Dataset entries
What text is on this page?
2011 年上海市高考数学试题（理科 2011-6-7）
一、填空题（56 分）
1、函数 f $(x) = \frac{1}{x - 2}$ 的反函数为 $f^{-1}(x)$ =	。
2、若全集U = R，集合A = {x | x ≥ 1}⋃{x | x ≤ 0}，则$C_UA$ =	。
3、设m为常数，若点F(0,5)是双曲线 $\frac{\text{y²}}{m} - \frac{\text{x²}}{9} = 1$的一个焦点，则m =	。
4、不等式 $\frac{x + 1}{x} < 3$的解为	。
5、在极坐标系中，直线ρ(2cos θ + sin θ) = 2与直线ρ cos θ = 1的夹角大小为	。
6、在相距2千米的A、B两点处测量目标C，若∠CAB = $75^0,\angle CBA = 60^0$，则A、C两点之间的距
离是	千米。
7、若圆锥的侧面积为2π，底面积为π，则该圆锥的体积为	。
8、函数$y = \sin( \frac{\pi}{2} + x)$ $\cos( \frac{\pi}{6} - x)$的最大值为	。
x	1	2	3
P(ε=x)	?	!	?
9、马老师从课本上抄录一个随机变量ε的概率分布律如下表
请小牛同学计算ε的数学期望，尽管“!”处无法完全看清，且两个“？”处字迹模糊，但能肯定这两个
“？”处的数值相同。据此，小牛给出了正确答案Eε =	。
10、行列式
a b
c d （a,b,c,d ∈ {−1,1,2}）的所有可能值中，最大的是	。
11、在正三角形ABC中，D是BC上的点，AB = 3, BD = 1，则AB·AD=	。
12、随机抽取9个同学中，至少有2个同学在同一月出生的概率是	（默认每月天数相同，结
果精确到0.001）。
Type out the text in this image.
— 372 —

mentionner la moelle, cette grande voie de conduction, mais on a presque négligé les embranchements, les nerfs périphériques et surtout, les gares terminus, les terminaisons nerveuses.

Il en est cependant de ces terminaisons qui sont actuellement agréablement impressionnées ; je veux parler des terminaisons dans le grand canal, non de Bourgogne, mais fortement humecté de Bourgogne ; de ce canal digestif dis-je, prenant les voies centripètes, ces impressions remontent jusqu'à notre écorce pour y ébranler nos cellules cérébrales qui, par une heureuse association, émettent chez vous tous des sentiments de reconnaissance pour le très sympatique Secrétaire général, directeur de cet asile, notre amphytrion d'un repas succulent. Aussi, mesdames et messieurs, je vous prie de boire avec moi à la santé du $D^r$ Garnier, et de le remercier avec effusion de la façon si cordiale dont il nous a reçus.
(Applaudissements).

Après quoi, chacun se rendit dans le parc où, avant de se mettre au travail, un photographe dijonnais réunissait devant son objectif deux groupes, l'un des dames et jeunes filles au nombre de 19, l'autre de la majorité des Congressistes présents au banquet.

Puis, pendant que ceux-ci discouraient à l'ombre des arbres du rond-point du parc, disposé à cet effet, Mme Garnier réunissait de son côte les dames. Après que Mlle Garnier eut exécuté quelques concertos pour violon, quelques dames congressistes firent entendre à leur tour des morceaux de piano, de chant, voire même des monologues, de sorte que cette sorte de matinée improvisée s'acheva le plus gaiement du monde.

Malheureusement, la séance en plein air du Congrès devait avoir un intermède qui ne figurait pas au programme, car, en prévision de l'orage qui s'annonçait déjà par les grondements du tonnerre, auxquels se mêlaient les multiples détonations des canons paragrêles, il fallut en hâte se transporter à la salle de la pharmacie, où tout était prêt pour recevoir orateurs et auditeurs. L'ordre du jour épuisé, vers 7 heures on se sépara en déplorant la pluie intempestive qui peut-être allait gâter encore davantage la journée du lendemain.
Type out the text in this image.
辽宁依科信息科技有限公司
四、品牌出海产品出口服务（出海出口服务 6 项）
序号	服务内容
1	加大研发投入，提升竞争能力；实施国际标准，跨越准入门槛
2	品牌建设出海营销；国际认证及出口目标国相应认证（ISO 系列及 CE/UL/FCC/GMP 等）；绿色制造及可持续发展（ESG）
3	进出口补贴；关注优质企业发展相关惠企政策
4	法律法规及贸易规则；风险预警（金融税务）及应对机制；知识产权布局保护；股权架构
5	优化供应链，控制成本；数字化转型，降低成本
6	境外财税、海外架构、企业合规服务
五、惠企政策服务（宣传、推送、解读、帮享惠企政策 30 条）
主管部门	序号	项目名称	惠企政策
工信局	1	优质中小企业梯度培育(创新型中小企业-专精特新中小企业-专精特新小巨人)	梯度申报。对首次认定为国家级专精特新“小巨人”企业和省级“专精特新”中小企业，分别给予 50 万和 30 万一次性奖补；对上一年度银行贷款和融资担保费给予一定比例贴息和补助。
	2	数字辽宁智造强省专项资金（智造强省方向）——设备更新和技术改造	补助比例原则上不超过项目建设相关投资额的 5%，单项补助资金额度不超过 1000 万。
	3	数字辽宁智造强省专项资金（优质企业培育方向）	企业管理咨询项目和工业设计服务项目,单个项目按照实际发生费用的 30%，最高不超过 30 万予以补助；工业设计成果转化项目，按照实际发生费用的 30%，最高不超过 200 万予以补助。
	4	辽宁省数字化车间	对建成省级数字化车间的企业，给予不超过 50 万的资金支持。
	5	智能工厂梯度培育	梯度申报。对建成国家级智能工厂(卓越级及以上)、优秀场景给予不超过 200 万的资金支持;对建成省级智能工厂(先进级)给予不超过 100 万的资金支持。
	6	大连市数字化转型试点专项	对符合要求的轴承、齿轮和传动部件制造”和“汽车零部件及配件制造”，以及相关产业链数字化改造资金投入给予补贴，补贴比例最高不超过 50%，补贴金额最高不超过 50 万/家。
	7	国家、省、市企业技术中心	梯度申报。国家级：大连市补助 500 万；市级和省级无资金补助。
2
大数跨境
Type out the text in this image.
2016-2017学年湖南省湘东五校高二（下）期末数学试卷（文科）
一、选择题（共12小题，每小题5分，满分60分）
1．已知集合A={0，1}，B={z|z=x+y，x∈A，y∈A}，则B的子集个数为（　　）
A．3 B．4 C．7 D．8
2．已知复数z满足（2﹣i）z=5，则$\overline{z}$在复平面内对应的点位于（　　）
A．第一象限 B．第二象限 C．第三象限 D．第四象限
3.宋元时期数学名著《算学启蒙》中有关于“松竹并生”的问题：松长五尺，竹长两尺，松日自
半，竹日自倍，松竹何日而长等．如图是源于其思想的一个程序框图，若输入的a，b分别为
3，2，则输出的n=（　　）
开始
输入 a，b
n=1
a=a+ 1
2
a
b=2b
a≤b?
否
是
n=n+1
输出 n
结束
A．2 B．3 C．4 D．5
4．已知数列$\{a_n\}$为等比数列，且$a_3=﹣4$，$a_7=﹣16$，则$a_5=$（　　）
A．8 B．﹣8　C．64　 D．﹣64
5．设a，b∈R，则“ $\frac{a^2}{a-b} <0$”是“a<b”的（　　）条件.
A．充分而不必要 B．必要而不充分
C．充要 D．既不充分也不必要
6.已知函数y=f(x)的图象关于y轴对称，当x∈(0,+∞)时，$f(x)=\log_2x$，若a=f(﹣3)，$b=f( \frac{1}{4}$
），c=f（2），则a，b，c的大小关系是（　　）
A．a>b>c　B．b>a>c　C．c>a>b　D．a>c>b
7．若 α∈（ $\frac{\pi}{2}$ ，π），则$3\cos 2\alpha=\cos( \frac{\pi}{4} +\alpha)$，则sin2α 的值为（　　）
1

TASK GOAL: Read the data above. Pull out each line in which the string "parc" appears.

RESULT FOR THIS TASK:
Après quoi, chacun se rendit dans le parc où, avant de se mettre au travail, un photographe dijonnais réunissait devant son objectif deux groupes, l'un des dames et jeunes filles au nombre de 19, l'autre de la majorité des Congressistes présents au banquet.
Puis, pendant que ceux-ci discouraient à l'ombre des arbres du rond-point du parc, disposé à cet effet, Mme Garnier réunissait de son côte les dames. Après que Mlle Garnier eut exécuté quelques concertos pour violon, quelques dames congressistes firent entendre à leur tour des morceaux de piano, de chant, voire même des monologues, de sorte que cette sorte de matinée improvisée s'acheva le plus gaiement du monde.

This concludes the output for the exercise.